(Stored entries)
________
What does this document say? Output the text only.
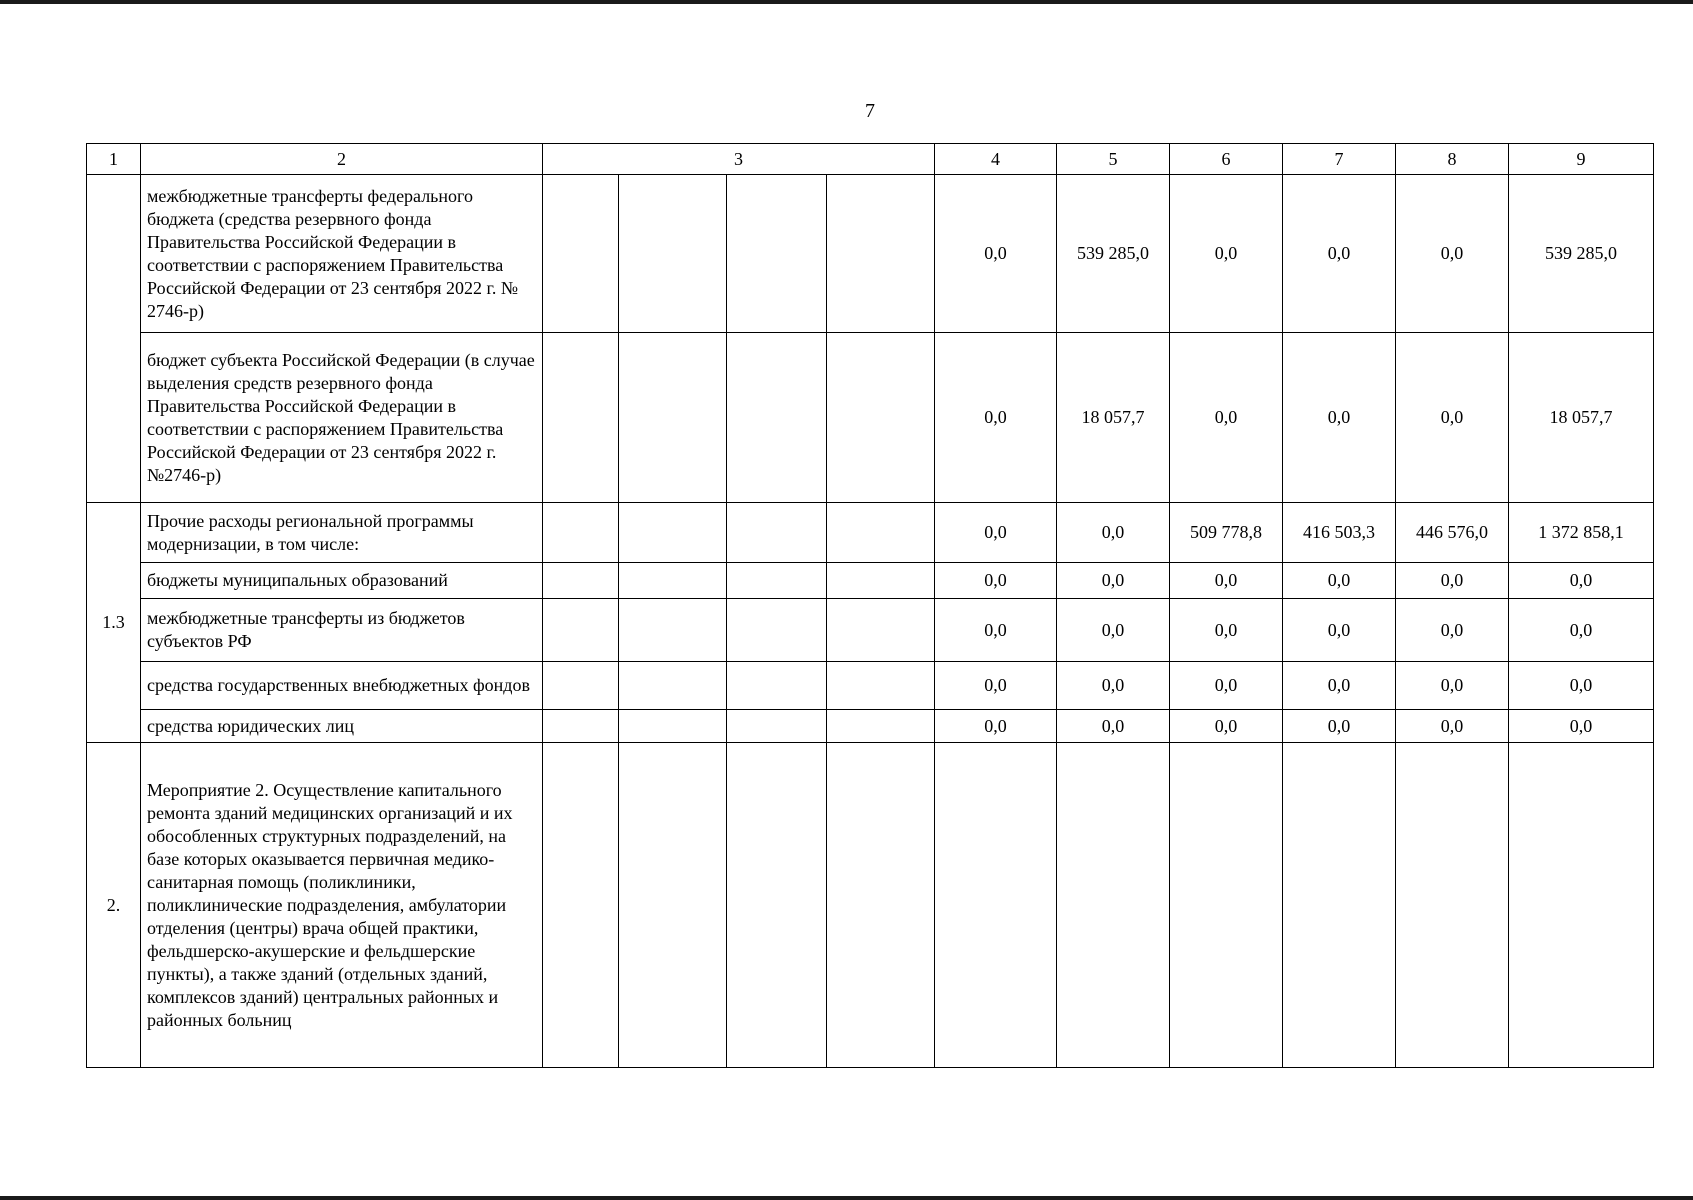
7
1	2	3				4	5	6	7	8	9
	межбюджетные трансферты федерального бюджета (средства резервного фонда Правительства Российской Федерации в соответствии с распоряжением Правительства Российской Федерации от 23 сентября 2022 г. № 2746-р)					0,0	539 285,0	0,0	0,0	0,0	539 285,0
	бюджет субъекта Российской Федерации (в случае выделения средств резервного фонда Правительства Российской Федерации в соответствии с распоряжением Правительства Российской Федерации от 23 сентября 2022 г. №2746-р)					0,0	18 057,7	0,0	0,0	0,0	18 057,7
1.3	Прочие расходы региональной программы модернизации, в том числе:					0,0	0,0	509 778,8	416 503,3	446 576,0	1 372 858,1
	бюджеты муниципальных образований					0,0	0,0	0,0	0,0	0,0	0,0
	межбюджетные трансферты из бюджетов субъектов РФ					0,0	0,0	0,0	0,0	0,0	0,0
	средства государственных внебюджетных фондов					0,0	0,0	0,0	0,0	0,0	0,0
	средства юридических лиц					0,0	0,0	0,0	0,0	0,0	0,0
2.	Мероприятие 2. Осуществление капитального ремонта зданий медицинских организаций и их обособленных структурных подразделений, на базе которых оказывается первичная медико-санитарная помощь (поликлиники, поликлинические подразделения, амбулатории отделения (центры) врача общей практики, фельдшерско-акушерские и фельдшерские пункты), а также зданий (отдельных зданий, комплексов зданий) центральных районных и районных больниц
________
■ Stated exercise
Quote the preceding listing precisely and completely, omitting its images.

■ Result of this task
What does this document say? Output the text only.
7
1	2	3				4	5	6	7	8	9
	межбюджетные трансферты федерального бюджета (средства резервного фонда Правительства Российской Федерации в соответствии с распоряжением Правительства Российской Федерации от 23 сентября 2022 г. № 2746-р)					0,0	539 285,0	0,0	0,0	0,0	539 285,0
	бюджет субъекта Российской Федерации (в случае выделения средств резервного фонда Правительства Российской Федерации в соответствии с распоряжением Правительства Российской Федерации от 23 сентября 2022 г. №2746-р)					0,0	18 057,7	0,0	0,0	0,0	18 057,7
1.3	Прочие расходы региональной программы модернизации, в том числе:					0,0	0,0	509 778,8	416 503,3	446 576,0	1 372 858,1
	бюджеты муниципальных образований					0,0	0,0	0,0	0,0	0,0	0,0
	межбюджетные трансферты из бюджетов субъектов РФ					0,0	0,0	0,0	0,0	0,0	0,0
	средства государственных внебюджетных фондов					0,0	0,0	0,0	0,0	0,0	0,0
	средства юридических лиц					0,0	0,0	0,0	0,0	0,0	0,0
2.	Мероприятие 2. Осуществление капитального ремонта зданий медицинских организаций и их обособленных структурных подразделений, на базе которых оказывается первичная медико-санитарная помощь (поликлиники, поликлинические подразделения, амбулатории отделения (центры) врача общей практики, фельдшерско-акушерские и фельдшерские пункты), а также зданий (отдельных зданий, комплексов зданий) центральных районных и районных больниц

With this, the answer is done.